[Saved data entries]
• • •
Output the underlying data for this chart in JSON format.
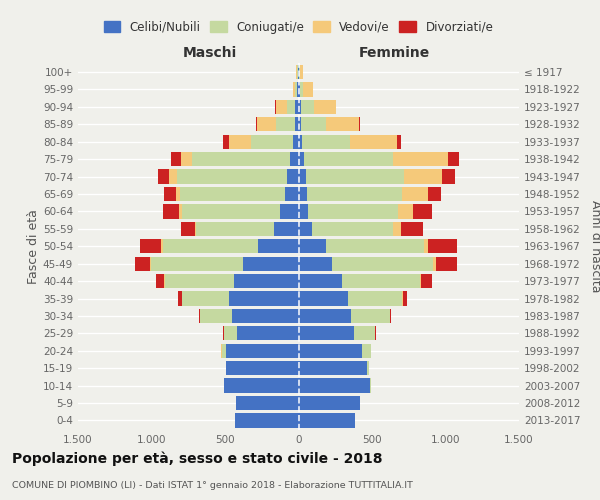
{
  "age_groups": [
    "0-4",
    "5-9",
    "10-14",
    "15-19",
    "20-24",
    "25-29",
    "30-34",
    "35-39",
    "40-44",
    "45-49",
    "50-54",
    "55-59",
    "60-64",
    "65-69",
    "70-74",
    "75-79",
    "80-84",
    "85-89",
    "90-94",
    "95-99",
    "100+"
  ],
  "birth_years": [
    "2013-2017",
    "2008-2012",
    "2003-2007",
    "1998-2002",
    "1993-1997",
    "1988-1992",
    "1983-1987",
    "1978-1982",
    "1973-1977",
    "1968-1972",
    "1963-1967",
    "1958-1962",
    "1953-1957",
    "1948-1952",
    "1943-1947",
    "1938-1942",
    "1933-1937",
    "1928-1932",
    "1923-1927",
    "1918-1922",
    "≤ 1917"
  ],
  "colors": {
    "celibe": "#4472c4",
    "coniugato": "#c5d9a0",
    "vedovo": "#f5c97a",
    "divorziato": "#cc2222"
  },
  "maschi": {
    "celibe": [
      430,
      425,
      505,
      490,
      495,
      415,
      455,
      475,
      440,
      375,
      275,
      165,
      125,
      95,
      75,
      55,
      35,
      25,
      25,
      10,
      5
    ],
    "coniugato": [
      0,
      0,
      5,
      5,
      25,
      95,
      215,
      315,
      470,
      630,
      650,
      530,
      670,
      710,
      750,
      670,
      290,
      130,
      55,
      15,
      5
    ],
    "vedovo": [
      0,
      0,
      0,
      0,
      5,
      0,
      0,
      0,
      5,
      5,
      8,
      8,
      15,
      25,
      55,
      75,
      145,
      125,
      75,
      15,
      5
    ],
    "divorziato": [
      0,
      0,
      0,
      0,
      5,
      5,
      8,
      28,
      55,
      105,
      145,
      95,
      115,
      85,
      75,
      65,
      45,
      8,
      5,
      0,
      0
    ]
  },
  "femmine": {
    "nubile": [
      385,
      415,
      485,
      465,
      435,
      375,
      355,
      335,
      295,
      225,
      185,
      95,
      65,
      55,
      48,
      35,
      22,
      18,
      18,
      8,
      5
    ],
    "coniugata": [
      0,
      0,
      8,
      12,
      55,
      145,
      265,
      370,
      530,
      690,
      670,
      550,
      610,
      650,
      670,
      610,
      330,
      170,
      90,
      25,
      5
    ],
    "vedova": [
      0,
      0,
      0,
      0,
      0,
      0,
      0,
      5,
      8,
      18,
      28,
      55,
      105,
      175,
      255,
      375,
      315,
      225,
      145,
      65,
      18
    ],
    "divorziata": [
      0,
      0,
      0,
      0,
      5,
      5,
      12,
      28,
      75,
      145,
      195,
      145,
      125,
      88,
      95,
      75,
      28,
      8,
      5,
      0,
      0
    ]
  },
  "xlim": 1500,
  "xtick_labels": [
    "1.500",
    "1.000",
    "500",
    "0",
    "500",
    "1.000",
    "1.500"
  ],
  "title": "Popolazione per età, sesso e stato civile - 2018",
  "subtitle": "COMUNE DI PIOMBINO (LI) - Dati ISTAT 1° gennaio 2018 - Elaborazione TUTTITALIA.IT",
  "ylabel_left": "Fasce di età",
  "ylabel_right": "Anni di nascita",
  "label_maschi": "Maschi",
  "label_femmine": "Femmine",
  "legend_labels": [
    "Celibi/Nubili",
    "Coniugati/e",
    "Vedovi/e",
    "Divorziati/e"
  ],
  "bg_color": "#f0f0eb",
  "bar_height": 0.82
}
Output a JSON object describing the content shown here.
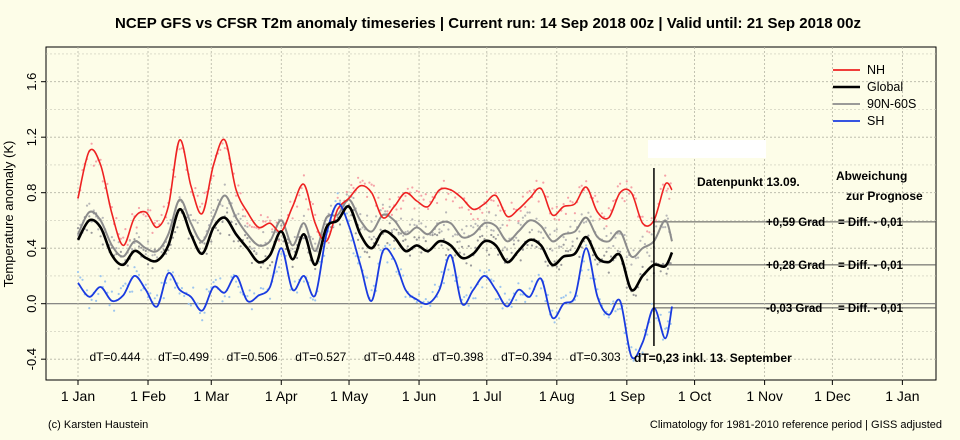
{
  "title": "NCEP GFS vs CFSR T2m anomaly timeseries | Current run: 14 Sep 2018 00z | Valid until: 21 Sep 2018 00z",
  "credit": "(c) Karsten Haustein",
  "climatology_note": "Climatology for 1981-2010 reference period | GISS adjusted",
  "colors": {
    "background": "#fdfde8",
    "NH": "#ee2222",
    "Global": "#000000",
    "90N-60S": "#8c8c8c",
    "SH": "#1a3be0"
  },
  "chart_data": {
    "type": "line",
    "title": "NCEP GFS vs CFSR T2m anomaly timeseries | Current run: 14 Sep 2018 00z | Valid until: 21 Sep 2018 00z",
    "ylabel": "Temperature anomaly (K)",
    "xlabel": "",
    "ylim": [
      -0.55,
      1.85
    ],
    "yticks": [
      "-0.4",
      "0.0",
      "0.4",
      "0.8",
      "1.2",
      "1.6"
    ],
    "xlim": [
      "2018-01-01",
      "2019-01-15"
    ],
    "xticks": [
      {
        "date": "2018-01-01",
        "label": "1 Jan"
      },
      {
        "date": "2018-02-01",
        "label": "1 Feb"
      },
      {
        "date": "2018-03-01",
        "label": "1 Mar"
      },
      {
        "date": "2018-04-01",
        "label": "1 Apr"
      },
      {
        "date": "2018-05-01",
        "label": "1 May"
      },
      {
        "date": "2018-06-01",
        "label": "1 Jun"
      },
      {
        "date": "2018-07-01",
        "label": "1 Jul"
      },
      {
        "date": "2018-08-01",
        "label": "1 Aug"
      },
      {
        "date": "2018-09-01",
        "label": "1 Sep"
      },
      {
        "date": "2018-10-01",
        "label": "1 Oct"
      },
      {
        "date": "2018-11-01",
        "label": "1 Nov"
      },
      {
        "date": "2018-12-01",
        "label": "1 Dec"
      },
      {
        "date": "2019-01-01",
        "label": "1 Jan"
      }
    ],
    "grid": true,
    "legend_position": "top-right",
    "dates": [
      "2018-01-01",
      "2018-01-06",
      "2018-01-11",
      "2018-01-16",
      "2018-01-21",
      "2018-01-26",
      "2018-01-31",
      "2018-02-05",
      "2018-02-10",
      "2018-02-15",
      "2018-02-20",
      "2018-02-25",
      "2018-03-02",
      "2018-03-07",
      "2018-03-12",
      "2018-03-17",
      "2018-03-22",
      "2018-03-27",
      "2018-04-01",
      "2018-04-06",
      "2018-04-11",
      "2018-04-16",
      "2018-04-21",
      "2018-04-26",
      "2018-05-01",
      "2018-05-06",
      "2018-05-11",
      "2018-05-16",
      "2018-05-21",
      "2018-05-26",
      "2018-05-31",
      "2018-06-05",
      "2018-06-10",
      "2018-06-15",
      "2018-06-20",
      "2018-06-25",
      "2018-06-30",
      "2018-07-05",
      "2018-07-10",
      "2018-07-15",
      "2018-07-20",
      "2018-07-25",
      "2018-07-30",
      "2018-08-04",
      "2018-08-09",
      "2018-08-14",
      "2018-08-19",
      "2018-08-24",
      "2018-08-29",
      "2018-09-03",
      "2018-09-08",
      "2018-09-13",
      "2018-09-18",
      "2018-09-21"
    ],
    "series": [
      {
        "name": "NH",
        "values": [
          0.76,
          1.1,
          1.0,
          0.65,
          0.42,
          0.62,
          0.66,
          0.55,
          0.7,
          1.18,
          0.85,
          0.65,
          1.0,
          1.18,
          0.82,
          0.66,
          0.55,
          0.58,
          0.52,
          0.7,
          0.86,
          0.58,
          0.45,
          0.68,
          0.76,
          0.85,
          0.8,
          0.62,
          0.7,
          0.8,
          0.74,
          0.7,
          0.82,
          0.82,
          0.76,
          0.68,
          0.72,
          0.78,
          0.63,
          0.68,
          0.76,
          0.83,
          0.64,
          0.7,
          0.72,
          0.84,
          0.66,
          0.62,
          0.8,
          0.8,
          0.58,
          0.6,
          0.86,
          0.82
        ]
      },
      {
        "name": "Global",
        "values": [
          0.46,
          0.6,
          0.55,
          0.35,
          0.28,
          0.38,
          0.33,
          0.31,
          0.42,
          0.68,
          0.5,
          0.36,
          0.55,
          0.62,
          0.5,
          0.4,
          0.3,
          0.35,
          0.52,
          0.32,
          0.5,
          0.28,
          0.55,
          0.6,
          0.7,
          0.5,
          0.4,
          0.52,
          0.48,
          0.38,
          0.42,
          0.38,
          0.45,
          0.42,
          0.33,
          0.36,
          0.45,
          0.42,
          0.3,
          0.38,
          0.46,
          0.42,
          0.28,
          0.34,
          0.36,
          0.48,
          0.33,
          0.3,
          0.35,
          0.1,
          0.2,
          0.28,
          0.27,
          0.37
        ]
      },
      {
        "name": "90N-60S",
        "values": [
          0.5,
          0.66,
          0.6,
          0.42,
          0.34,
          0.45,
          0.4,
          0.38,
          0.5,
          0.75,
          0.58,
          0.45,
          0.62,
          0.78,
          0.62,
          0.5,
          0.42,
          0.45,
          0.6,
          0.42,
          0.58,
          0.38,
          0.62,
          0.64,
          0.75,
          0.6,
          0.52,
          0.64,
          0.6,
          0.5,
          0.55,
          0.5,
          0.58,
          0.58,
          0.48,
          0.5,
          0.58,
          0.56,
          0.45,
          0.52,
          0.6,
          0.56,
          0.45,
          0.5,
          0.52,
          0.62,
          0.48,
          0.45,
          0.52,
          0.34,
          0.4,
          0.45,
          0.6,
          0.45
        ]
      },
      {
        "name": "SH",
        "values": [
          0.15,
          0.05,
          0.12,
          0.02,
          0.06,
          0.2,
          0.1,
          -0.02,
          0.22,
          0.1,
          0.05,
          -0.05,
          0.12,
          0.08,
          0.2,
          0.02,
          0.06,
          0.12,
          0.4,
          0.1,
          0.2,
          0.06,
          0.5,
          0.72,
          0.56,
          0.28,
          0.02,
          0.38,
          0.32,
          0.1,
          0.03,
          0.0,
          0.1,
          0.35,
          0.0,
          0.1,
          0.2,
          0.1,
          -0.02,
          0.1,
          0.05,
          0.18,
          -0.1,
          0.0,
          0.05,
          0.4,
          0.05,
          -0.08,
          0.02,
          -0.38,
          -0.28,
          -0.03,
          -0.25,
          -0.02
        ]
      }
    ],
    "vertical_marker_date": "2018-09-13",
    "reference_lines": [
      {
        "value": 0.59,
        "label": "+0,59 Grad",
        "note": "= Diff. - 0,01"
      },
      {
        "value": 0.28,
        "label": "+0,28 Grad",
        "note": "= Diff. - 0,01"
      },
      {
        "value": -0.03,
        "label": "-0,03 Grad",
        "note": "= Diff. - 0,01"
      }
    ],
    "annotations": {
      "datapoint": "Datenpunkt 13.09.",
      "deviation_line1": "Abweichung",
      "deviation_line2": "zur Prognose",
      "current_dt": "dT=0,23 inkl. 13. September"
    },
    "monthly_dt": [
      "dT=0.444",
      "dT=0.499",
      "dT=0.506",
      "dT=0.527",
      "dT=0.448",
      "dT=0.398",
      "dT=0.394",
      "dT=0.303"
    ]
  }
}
• • •
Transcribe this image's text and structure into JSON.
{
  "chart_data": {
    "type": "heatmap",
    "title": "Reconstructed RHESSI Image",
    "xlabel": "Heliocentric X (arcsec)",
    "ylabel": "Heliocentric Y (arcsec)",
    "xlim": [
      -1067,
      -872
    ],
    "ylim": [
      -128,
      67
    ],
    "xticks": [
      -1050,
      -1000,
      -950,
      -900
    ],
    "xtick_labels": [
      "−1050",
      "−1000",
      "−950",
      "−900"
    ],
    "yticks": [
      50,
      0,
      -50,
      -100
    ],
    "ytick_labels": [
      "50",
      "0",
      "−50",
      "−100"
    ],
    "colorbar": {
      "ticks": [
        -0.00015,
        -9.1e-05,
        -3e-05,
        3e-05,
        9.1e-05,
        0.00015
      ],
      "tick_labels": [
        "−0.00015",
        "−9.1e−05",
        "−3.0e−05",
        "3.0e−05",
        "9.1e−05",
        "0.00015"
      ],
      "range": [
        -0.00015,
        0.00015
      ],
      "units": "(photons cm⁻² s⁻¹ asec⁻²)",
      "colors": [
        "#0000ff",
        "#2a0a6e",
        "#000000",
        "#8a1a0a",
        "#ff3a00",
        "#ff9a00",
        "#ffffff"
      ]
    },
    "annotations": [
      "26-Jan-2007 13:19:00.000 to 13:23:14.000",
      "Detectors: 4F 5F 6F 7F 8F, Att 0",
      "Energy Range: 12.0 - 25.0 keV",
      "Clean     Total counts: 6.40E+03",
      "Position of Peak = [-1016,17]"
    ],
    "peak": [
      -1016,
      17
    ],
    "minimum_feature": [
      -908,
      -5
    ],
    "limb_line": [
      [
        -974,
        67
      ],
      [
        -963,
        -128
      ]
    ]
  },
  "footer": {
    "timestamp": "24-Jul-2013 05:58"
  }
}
• • •
● OBJECTIVE: Track down the lines that include the word "Grad" and copy them.

● EXERCISE SOLUTION:
        "label": "+0,59 Grad",
        "label": "+0,28 Grad",
        "label": "-0,03 Grad",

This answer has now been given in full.